EXERCISE SET:
1/ Using the CODECHECK text below, answer each question briefly:
(a) What does the deposited metadata include?
(b) Which two groups underrepresented in classic peer review are named as possible codecheckers?
(c) What two risks of automation are given as reasons the CODECHECK is not automated?
2/ Proceed with the CODECHECK text below, writing on from its final sentence.

A process for independent reproduction of computations underlying research
CODECHECK tackles one of the main challenges of computational research by supporting codecheckers with a workflow, guidelines and tools to evaluate computer programs underlying scientific papers. The independent time-stamped runs conducted by codecheckers will award a “certificate of reproducible computation” and increase availability, discovery and reproducibility of crucial artefacts for computational sciences. See the project page for a full description of problems, solutions, and goals and take a look at the GitHub organisation for examples of CODECHECKs and tools.
The CODECHECK principles
- Codecheckers record but don’t investigate or fix.
More about this principle...A codechecker is _not_ required to fix workflows, but to document the given state of documentation and executability. Of course, given a level of interested and skills, a codechecker may go beyond simple small fixes and actively collaborate with an author to create a better research output. The codechecker's report provides helpful input to the scientific review, e.g., to help the reviewer's understanding. But a CODECHECK does not evaluate scientific merit! A failed CODECHECK does not imply the rejection of a submission. Codechecker take the pictures at a crime scene, they do not hunt the murderer.
- Communication between humans is key.
More about this principle...The priority in all documentation and metadata is that a human codechecker can understand them. The codechecker is _not_ making a scientific judgement. It is also close to impossible to make a CODECHECK blind. Therefore a CODECHECK must not be anonymised must provide a two-way means of communication between author and codechecker. Codecheckers are supported by formal metadata, automation, and reproducibility infrastructure, yet the CODECHECK shall not rely on them. Codechecks may be conducted by existing stakeholders in the submission process (e.g., a reviewer), but may also be handled with new roles and by people underrepresented in classic peer-review, such as early career researchers (ECRs) or research software engineers (RSEs).
- Credit is given to codecheckers.
More about this principle...Software and its review are crucial for research in the age of digitisation, so the contribution to the scientific body of knowledge in the form of a codecheck gets the credit it deserves. If a CODECHECK was conducted as part of a review process, (a) the publisher ensures a proper creditation to the level given to scientific reviewers, e.g. by listen the codechecker on an article or journal page (with number of reviews) or by depositing metadata to public databases (e.g., CrossRef, Publons), and (b) a sentence in the methods section is added mentioning the occured CODECHECK and the reviewer name. The deposited metadata includes a codechecker's ORCID, time, journal, and (if published) the article DOI. This principle intentionally does not regulate if/how the output of the CODECHECK is deposited and who does it. Ideally, though the contribution made by the codechecker is openly published in the form of a DOI-able artefact and the sentence in the methods sections links to it as a simple hyperlink/URL.
- Workflows must be auditable.
More about this principle...Common sense and a collaborative process are the main drivers behind the level of documentation, the degree of openness, and the amount of data that is checked. But the minimal requirement is that the codechecker has enough material to validate the workflow submitted by the authors. This means the code could be executed once by following the provided instructions and selected outputs, e.g. figures or data files, are created. Ideally, the execution is fully scripted, and the execution can be triggered by a running a single command. Being executed once means that a detailed investigation may occur at a later time. Being auditable includes that authors provide data and code for relevant analysis steps and visualisations to the codecheckers, but does not imply that all of the code associated with an article must be checked. The CODECHECK is not automated on purpose: automation may lead to people gaming the system, and may hide details that eventually decrease level of certainty that a codechecker has in their assessment.

DATASET EXCERPT:
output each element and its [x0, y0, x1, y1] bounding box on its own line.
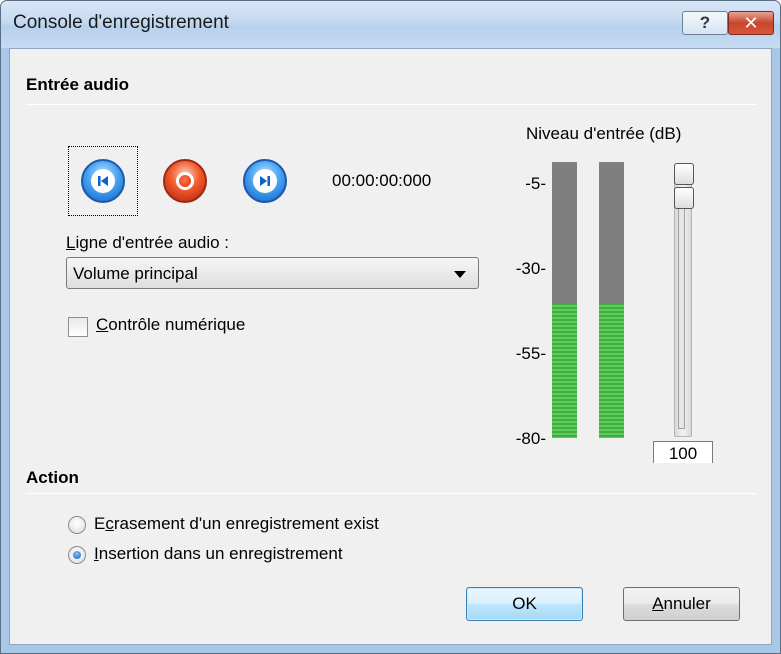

PER-TASK ANSWERS:
1/
(a) A codechecker's ORCID, the time, the journal, and the article DOI if published.
(b) Early career researchers (ECRs) and research software engineers (RSEs).
(c) Automation may lead to people gaming the system, and it may hide details that eventually decrease the codechecker's level of certainty in their assessment.

2/
These basic principles ensure they are feasible to add in a scholarly communication process but still have a huge positive impact on the transparency and usefulness of the published material. They strike a balance between the ideals of auditable high-quality research software and the reality of publication pressure and only slowly changing academic evaluation practices. Of course, numerous requirements on openness/transparency (e.g. depositing the CODECHECK report publicly with a DOI), about software quality (tests, releases, documentation), on copyright/licensing, and regarding best practices for computer-based analyses (e.g. workflow management, data/software citation) are thinkable, but intentionally remain to be defined by implementations of the principles in each community of practice. While the CODECHECK initiators strongly support of Open Science, a CODECHECK does not exclude research not falling into your definition of Open Science.
Check out our FAQ page for more information about the limitations of a CODECHECK.
In the future we hope to update these principles and to work together with researchers, educators, editors, and publishers to raise the bar towards very high reproducibility and openness across all domains and communities of research.
The principles can be implemented in different ways. See the process page for details about the stakeholders and dimensions of variations in CODECHECKs within a scholarly peer review. The CODECHECK community process describes a concrete realisation, including practical requirements and steps.
If you want to get involved as a codechecker in the community or want to apply the CODECHECK principles in your journal or conference, see the Get Involved page.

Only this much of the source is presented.